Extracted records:

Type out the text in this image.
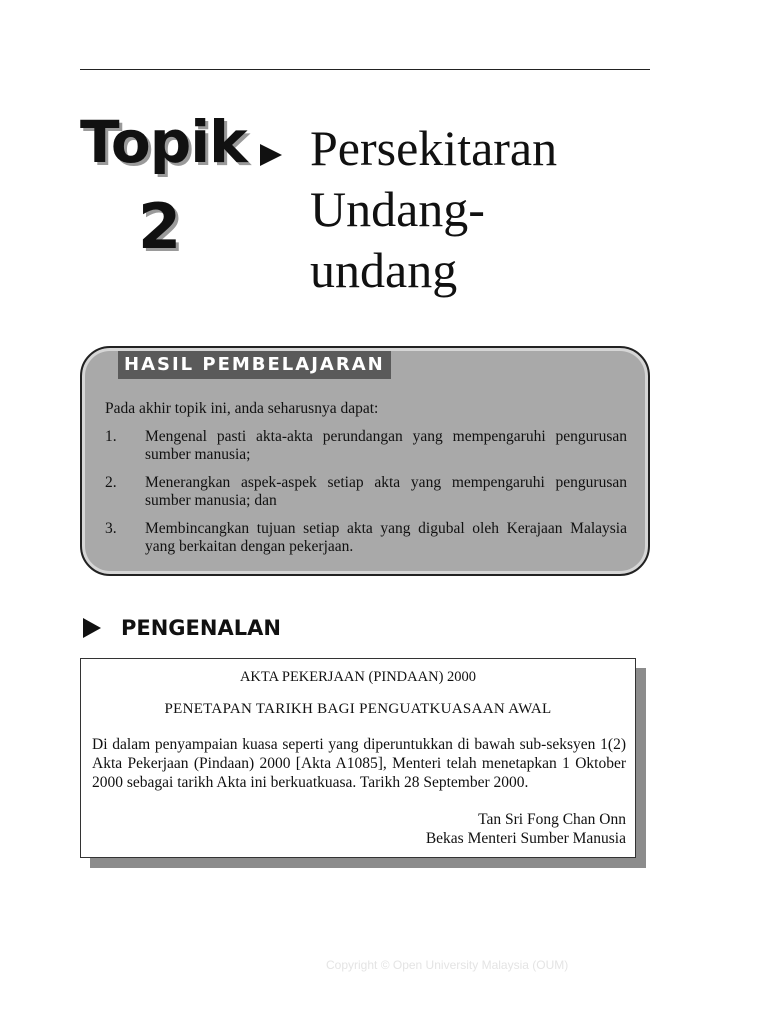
Topik
2
Persekitaran
Undang-
undang
HASIL PEMBELAJARAN
Pada akhir topik ini, anda seharusnya dapat:
1. Mengenal pasti akta-akta perundangan yang mempengaruhi pengurusan sumber manusia;
2. Menerangkan aspek-aspek setiap akta yang mempengaruhi pengurusan sumber manusia; dan
3. Membincangkan tujuan setiap akta yang digubal oleh Kerajaan Malaysia yang berkaitan dengan pekerjaan.
PENGENALAN
AKTA PEKERJAAN (PINDAAN) 2000
PENETAPAN TARIKH BAGI PENGUATKUASAAN AWAL
Di dalam penyampaian kuasa seperti yang diperuntukkan di bawah sub-seksyen 1(2) Akta Pekerjaan (Pindaan) 2000 [Akta A1085], Menteri telah menetapkan 1 Oktober 2000 sebagai tarikh Akta ini berkuatkuasa. Tarikh 28 September 2000.
Tan Sri Fong Chan Onn
Bekas Menteri Sumber Manusia
Copyright © Open University Malaysia (OUM)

- [REQUIREMENTS]: Each line of the data should be quoted exactly, with pictures left out.

- [WRITTEN RESPONSE]:
Type out the text in this image.
Topik
2
Persekitaran
Undang-
undang
HASIL PEMBELAJARAN
Pada akhir topik ini, anda seharusnya dapat:
1. Mengenal pasti akta-akta perundangan yang mempengaruhi pengurusan sumber manusia;
2. Menerangkan aspek-aspek setiap akta yang mempengaruhi pengurusan sumber manusia; dan
3. Membincangkan tujuan setiap akta yang digubal oleh Kerajaan Malaysia yang berkaitan dengan pekerjaan.
PENGENALAN
AKTA PEKERJAAN (PINDAAN) 2000
PENETAPAN TARIKH BAGI PENGUATKUASAAN AWAL
Di dalam penyampaian kuasa seperti yang diperuntukkan di bawah sub-seksyen 1(2) Akta Pekerjaan (Pindaan) 2000 [Akta A1085], Menteri telah menetapkan 1 Oktober 2000 sebagai tarikh Akta ini berkuatkuasa. Tarikh 28 September 2000.
Tan Sri Fong Chan Onn
Bekas Menteri Sumber Manusia
Copyright © Open University Malaysia (OUM)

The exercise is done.